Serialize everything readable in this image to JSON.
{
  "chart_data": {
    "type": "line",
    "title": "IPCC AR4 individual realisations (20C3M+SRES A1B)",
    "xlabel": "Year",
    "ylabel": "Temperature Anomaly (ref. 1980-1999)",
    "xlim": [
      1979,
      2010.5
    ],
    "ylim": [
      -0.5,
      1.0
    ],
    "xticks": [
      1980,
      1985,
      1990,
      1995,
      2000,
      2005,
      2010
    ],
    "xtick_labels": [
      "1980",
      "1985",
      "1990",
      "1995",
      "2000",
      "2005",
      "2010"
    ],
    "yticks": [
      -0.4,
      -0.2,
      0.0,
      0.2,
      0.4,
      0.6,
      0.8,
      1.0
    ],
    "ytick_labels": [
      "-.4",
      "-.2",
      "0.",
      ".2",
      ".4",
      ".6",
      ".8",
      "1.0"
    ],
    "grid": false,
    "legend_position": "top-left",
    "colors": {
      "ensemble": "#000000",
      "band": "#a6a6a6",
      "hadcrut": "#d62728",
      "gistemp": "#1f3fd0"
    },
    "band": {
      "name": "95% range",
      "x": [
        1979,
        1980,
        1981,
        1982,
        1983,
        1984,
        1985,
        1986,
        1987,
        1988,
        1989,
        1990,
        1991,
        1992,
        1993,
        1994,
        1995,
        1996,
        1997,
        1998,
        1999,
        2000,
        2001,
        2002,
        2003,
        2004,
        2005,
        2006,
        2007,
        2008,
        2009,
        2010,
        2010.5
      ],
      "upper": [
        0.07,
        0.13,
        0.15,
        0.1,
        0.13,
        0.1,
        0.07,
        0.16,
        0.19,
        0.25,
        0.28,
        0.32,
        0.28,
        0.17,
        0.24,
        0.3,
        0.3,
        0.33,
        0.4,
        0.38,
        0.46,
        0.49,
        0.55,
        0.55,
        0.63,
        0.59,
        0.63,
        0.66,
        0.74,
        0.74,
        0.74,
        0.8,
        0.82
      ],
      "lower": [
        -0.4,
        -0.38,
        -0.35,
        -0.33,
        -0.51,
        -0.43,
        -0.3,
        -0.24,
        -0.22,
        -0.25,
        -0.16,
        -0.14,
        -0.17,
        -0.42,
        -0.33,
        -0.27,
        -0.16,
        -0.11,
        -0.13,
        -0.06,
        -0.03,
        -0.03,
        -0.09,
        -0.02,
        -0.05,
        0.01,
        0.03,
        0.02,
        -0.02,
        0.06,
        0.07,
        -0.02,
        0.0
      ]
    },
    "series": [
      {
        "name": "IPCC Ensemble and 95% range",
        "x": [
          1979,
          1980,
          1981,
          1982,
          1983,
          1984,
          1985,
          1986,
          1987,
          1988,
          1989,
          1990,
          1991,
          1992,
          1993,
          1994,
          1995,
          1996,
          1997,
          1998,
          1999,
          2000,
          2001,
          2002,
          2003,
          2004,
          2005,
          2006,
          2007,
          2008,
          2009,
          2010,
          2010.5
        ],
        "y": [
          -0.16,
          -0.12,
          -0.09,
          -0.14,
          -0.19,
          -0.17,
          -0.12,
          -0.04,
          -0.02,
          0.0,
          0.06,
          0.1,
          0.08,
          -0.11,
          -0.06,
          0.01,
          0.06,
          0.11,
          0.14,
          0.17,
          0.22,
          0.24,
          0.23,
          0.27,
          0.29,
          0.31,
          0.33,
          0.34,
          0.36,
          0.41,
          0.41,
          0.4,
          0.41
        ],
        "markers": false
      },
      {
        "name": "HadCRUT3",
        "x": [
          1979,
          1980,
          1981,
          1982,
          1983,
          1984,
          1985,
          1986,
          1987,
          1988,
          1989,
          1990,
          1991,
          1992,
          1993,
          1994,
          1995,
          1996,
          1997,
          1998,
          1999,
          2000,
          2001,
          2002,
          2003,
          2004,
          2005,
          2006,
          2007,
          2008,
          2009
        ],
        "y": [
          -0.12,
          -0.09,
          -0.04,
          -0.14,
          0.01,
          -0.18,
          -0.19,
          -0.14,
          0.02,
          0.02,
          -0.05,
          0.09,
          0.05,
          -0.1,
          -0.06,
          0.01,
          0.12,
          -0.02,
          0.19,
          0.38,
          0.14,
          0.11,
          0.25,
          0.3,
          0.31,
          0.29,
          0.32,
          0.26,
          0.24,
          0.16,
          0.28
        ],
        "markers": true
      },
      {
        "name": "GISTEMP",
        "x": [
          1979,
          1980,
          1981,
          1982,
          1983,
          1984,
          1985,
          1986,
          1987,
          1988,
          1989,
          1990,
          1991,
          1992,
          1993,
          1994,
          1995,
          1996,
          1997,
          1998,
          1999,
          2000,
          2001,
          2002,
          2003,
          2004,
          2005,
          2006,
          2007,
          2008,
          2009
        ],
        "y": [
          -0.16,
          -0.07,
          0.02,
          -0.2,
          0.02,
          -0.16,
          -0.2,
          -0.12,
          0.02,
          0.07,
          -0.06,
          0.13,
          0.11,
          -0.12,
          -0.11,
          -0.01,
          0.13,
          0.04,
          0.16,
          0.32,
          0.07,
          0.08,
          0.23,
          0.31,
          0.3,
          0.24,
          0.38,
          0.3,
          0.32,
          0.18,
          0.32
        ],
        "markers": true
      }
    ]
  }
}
____
### YOUR GOAL:
Output all of the material, please, exactly as it stands.

### OUTPUT OF THE EXERCISE:
Serialize everything readable in this image to JSON.
{
  "chart_data": {
    "type": "line",
    "title": "IPCC AR4 individual realisations (20C3M+SRES A1B)",
    "xlabel": "Year",
    "ylabel": "Temperature Anomaly (ref. 1980-1999)",
    "xlim": [
      1979,
      2010.5
    ],
    "ylim": [
      -0.5,
      1.0
    ],
    "xticks": [
      1980,
      1985,
      1990,
      1995,
      2000,
      2005,
      2010
    ],
    "xtick_labels": [
      "1980",
      "1985",
      "1990",
      "1995",
      "2000",
      "2005",
      "2010"
    ],
    "yticks": [
      -0.4,
      -0.2,
      0.0,
      0.2,
      0.4,
      0.6,
      0.8,
      1.0
    ],
    "ytick_labels": [
      "-.4",
      "-.2",
      "0.",
      ".2",
      ".4",
      ".6",
      ".8",
      "1.0"
    ],
    "grid": false,
    "legend_position": "top-left",
    "colors": {
      "ensemble": "#000000",
      "band": "#a6a6a6",
      "hadcrut": "#d62728",
      "gistemp": "#1f3fd0"
    },
    "band": {
      "name": "95% range",
      "x": [
        1979,
        1980,
        1981,
        1982,
        1983,
        1984,
        1985,
        1986,
        1987,
        1988,
        1989,
        1990,
        1991,
        1992,
        1993,
        1994,
        1995,
        1996,
        1997,
        1998,
        1999,
        2000,
        2001,
        2002,
        2003,
        2004,
        2005,
        2006,
        2007,
        2008,
        2009,
        2010,
        2010.5
      ],
      "upper": [
        0.07,
        0.13,
        0.15,
        0.1,
        0.13,
        0.1,
        0.07,
        0.16,
        0.19,
        0.25,
        0.28,
        0.32,
        0.28,
        0.17,
        0.24,
        0.3,
        0.3,
        0.33,
        0.4,
        0.38,
        0.46,
        0.49,
        0.55,
        0.55,
        0.63,
        0.59,
        0.63,
        0.66,
        0.74,
        0.74,
        0.74,
        0.8,
        0.82
      ],
      "lower": [
        -0.4,
        -0.38,
        -0.35,
        -0.33,
        -0.51,
        -0.43,
        -0.3,
        -0.24,
        -0.22,
        -0.25,
        -0.16,
        -0.14,
        -0.17,
        -0.42,
        -0.33,
        -0.27,
        -0.16,
        -0.11,
        -0.13,
        -0.06,
        -0.03,
        -0.03,
        -0.09,
        -0.02,
        -0.05,
        0.01,
        0.03,
        0.02,
        -0.02,
        0.06,
        0.07,
        -0.02,
        0.0
      ]
    },
    "series": [
      {
        "name": "IPCC Ensemble and 95% range",
        "x": [
          1979,
          1980,
          1981,
          1982,
          1983,
          1984,
          1985,
          1986,
          1987,
          1988,
          1989,
          1990,
          1991,
          1992,
          1993,
          1994,
          1995,
          1996,
          1997,
          1998,
          1999,
          2000,
          2001,
          2002,
          2003,
          2004,
          2005,
          2006,
          2007,
          2008,
          2009,
          2010,
          2010.5
        ],
        "y": [
          -0.16,
          -0.12,
          -0.09,
          -0.14,
          -0.19,
          -0.17,
          -0.12,
          -0.04,
          -0.02,
          0.0,
          0.06,
          0.1,
          0.08,
          -0.11,
          -0.06,
          0.01,
          0.06,
          0.11,
          0.14,
          0.17,
          0.22,
          0.24,
          0.23,
          0.27,
          0.29,
          0.31,
          0.33,
          0.34,
          0.36,
          0.41,
          0.41,
          0.4,
          0.41
        ],
        "markers": false
      },
      {
        "name": "HadCRUT3",
        "x": [
          1979,
          1980,
          1981,
          1982,
          1983,
          1984,
          1985,
          1986,
          1987,
          1988,
          1989,
          1990,
          1991,
          1992,
          1993,
          1994,
          1995,
          1996,
          1997,
          1998,
          1999,
          2000,
          2001,
          2002,
          2003,
          2004,
          2005,
          2006,
          2007,
          2008,
          2009
        ],
        "y": [
          -0.12,
          -0.09,
          -0.04,
          -0.14,
          0.01,
          -0.18,
          -0.19,
          -0.14,
          0.02,
          0.02,
          -0.05,
          0.09,
          0.05,
          -0.1,
          -0.06,
          0.01,
          0.12,
          -0.02,
          0.19,
          0.38,
          0.14,
          0.11,
          0.25,
          0.3,
          0.31,
          0.29,
          0.32,
          0.26,
          0.24,
          0.16,
          0.28
        ],
        "markers": true
      },
      {
        "name": "GISTEMP",
        "x": [
          1979,
          1980,
          1981,
          1982,
          1983,
          1984,
          1985,
          1986,
          1987,
          1988,
          1989,
          1990,
          1991,
          1992,
          1993,
          1994,
          1995,
          1996,
          1997,
          1998,
          1999,
          2000,
          2001,
          2002,
          2003,
          2004,
          2005,
          2006,
          2007,
          2008,
          2009
        ],
        "y": [
          -0.16,
          -0.07,
          0.02,
          -0.2,
          0.02,
          -0.16,
          -0.2,
          -0.12,
          0.02,
          0.07,
          -0.06,
          0.13,
          0.11,
          -0.12,
          -0.11,
          -0.01,
          0.13,
          0.04,
          0.16,
          0.32,
          0.07,
          0.08,
          0.23,
          0.31,
          0.3,
          0.24,
          0.38,
          0.3,
          0.32,
          0.18,
          0.32
        ],
        "markers": true
      }
    ]
  }
}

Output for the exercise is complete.